* [STATED TASK]:
Below are some entries; can you quote all of them exactly?

* [ENTRIES SUPPLIED]:
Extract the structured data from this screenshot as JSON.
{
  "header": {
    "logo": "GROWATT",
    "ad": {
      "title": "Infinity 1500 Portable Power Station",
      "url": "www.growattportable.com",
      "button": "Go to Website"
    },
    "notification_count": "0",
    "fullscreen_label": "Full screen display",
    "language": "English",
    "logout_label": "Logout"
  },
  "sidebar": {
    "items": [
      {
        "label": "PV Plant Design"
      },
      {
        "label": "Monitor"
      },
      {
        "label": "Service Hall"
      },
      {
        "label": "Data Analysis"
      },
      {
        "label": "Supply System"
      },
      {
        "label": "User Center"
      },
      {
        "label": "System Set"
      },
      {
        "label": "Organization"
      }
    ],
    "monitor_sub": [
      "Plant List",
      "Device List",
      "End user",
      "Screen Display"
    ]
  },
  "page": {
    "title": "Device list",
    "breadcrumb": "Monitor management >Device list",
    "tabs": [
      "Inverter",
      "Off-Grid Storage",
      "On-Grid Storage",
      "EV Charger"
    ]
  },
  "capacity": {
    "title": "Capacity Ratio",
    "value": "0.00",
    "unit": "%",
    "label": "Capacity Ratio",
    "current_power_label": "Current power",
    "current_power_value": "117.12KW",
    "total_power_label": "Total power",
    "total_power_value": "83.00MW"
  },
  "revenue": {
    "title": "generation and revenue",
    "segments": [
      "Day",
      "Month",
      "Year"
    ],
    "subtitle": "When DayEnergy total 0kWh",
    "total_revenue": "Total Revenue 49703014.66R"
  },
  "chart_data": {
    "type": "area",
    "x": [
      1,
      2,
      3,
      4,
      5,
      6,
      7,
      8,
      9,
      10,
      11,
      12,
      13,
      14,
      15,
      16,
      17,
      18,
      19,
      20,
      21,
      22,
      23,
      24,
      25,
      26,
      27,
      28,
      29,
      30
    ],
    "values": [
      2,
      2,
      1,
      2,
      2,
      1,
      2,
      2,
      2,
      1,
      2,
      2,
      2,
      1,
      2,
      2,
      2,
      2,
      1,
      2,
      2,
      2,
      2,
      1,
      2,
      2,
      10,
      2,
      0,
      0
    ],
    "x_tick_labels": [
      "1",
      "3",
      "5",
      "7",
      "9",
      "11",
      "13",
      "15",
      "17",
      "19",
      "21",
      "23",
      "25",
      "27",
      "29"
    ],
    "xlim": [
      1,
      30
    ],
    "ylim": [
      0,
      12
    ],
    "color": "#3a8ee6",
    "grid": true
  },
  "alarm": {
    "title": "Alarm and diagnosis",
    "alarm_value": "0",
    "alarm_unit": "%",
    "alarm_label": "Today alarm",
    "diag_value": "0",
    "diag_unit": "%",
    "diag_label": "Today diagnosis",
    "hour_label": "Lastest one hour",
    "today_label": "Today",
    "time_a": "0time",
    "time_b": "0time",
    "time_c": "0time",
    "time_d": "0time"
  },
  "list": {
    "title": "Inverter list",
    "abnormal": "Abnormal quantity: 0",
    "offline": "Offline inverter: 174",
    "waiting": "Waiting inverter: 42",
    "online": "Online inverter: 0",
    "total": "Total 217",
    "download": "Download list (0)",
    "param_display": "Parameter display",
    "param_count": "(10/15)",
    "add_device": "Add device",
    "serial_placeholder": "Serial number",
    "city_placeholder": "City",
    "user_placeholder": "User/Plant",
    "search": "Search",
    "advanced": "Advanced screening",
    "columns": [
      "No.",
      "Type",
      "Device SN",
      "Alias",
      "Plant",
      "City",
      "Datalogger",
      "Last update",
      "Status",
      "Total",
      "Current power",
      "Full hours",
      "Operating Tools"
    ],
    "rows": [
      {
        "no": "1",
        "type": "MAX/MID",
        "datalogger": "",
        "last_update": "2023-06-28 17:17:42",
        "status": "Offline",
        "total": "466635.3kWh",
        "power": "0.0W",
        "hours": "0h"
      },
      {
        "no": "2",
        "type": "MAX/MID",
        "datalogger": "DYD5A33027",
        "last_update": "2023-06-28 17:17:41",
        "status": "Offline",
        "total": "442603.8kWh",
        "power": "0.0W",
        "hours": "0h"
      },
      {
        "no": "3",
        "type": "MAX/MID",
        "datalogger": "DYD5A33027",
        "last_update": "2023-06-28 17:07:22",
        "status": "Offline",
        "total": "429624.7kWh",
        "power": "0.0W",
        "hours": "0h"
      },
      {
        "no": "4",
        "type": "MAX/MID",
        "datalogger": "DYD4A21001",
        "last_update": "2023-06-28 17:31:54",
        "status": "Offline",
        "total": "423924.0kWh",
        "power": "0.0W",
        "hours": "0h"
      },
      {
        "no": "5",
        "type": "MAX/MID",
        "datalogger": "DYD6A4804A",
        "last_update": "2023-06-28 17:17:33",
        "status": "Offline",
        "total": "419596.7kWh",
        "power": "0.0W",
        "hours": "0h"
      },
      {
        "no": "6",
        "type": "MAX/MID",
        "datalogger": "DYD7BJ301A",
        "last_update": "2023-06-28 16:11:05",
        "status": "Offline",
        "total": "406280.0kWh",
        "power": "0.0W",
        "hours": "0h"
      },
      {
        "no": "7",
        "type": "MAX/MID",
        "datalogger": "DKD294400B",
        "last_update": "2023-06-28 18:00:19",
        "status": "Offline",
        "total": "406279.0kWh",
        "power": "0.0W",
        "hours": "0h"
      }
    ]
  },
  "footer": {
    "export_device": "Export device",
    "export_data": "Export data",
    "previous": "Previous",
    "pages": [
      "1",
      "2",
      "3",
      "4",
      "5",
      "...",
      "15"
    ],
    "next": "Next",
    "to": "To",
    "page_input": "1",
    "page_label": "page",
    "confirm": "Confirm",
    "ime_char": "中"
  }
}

* [FULL ANSWER]:
Extract the structured data from this screenshot as JSON.
{
  "header": {
    "logo": "GROWATT",
    "ad": {
      "title": "Infinity 1500 Portable Power Station",
      "url": "www.growattportable.com",
      "button": "Go to Website"
    },
    "notification_count": "0",
    "fullscreen_label": "Full screen display",
    "language": "English",
    "logout_label": "Logout"
  },
  "sidebar": {
    "items": [
      {
        "label": "PV Plant Design"
      },
      {
        "label": "Monitor"
      },
      {
        "label": "Service Hall"
      },
      {
        "label": "Data Analysis"
      },
      {
        "label": "Supply System"
      },
      {
        "label": "User Center"
      },
      {
        "label": "System Set"
      },
      {
        "label": "Organization"
      }
    ],
    "monitor_sub": [
      "Plant List",
      "Device List",
      "End user",
      "Screen Display"
    ]
  },
  "page": {
    "title": "Device list",
    "breadcrumb": "Monitor management >Device list",
    "tabs": [
      "Inverter",
      "Off-Grid Storage",
      "On-Grid Storage",
      "EV Charger"
    ]
  },
  "capacity": {
    "title": "Capacity Ratio",
    "value": "0.00",
    "unit": "%",
    "label": "Capacity Ratio",
    "current_power_label": "Current power",
    "current_power_value": "117.12KW",
    "total_power_label": "Total power",
    "total_power_value": "83.00MW"
  },
  "revenue": {
    "title": "generation and revenue",
    "segments": [
      "Day",
      "Month",
      "Year"
    ],
    "subtitle": "When DayEnergy total 0kWh",
    "total_revenue": "Total Revenue 49703014.66R"
  },
  "chart_data": {
    "type": "area",
    "x": [
      1,
      2,
      3,
      4,
      5,
      6,
      7,
      8,
      9,
      10,
      11,
      12,
      13,
      14,
      15,
      16,
      17,
      18,
      19,
      20,
      21,
      22,
      23,
      24,
      25,
      26,
      27,
      28,
      29,
      30
    ],
    "values": [
      2,
      2,
      1,
      2,
      2,
      1,
      2,
      2,
      2,
      1,
      2,
      2,
      2,
      1,
      2,
      2,
      2,
      2,
      1,
      2,
      2,
      2,
      2,
      1,
      2,
      2,
      10,
      2,
      0,
      0
    ],
    "x_tick_labels": [
      "1",
      "3",
      "5",
      "7",
      "9",
      "11",
      "13",
      "15",
      "17",
      "19",
      "21",
      "23",
      "25",
      "27",
      "29"
    ],
    "xlim": [
      1,
      30
    ],
    "ylim": [
      0,
      12
    ],
    "color": "#3a8ee6",
    "grid": true
  },
  "alarm": {
    "title": "Alarm and diagnosis",
    "alarm_value": "0",
    "alarm_unit": "%",
    "alarm_label": "Today alarm",
    "diag_value": "0",
    "diag_unit": "%",
    "diag_label": "Today diagnosis",
    "hour_label": "Lastest one hour",
    "today_label": "Today",
    "time_a": "0time",
    "time_b": "0time",
    "time_c": "0time",
    "time_d": "0time"
  },
  "list": {
    "title": "Inverter list",
    "abnormal": "Abnormal quantity: 0",
    "offline": "Offline inverter: 174",
    "waiting": "Waiting inverter: 42",
    "online": "Online inverter: 0",
    "total": "Total 217",
    "download": "Download list (0)",
    "param_display": "Parameter display",
    "param_count": "(10/15)",
    "add_device": "Add device",
    "serial_placeholder": "Serial number",
    "city_placeholder": "City",
    "user_placeholder": "User/Plant",
    "search": "Search",
    "advanced": "Advanced screening",
    "columns": [
      "No.",
      "Type",
      "Device SN",
      "Alias",
      "Plant",
      "City",
      "Datalogger",
      "Last update",
      "Status",
      "Total",
      "Current power",
      "Full hours",
      "Operating Tools"
    ],
    "rows": [
      {
        "no": "1",
        "type": "MAX/MID",
        "datalogger": "",
        "last_update": "2023-06-28 17:17:42",
        "status": "Offline",
        "total": "466635.3kWh",
        "power": "0.0W",
        "hours": "0h"
      },
      {
        "no": "2",
        "type": "MAX/MID",
        "datalogger": "DYD5A33027",
        "last_update": "2023-06-28 17:17:41",
        "status": "Offline",
        "total": "442603.8kWh",
        "power": "0.0W",
        "hours": "0h"
      },
      {
        "no": "3",
        "type": "MAX/MID",
        "datalogger": "DYD5A33027",
        "last_update": "2023-06-28 17:07:22",
        "status": "Offline",
        "total": "429624.7kWh",
        "power": "0.0W",
        "hours": "0h"
      },
      {
        "no": "4",
        "type": "MAX/MID",
        "datalogger": "DYD4A21001",
        "last_update": "2023-06-28 17:31:54",
        "status": "Offline",
        "total": "423924.0kWh",
        "power": "0.0W",
        "hours": "0h"
      },
      {
        "no": "5",
        "type": "MAX/MID",
        "datalogger": "DYD6A4804A",
        "last_update": "2023-06-28 17:17:33",
        "status": "Offline",
        "total": "419596.7kWh",
        "power": "0.0W",
        "hours": "0h"
      },
      {
        "no": "6",
        "type": "MAX/MID",
        "datalogger": "DYD7BJ301A",
        "last_update": "2023-06-28 16:11:05",
        "status": "Offline",
        "total": "406280.0kWh",
        "power": "0.0W",
        "hours": "0h"
      },
      {
        "no": "7",
        "type": "MAX/MID",
        "datalogger": "DKD294400B",
        "last_update": "2023-06-28 18:00:19",
        "status": "Offline",
        "total": "406279.0kWh",
        "power": "0.0W",
        "hours": "0h"
      }
    ]
  },
  "footer": {
    "export_device": "Export device",
    "export_data": "Export data",
    "previous": "Previous",
    "pages": [
      "1",
      "2",
      "3",
      "4",
      "5",
      "...",
      "15"
    ],
    "next": "Next",
    "to": "To",
    "page_input": "1",
    "page_label": "page",
    "confirm": "Confirm",
    "ime_char": "中"
  }
}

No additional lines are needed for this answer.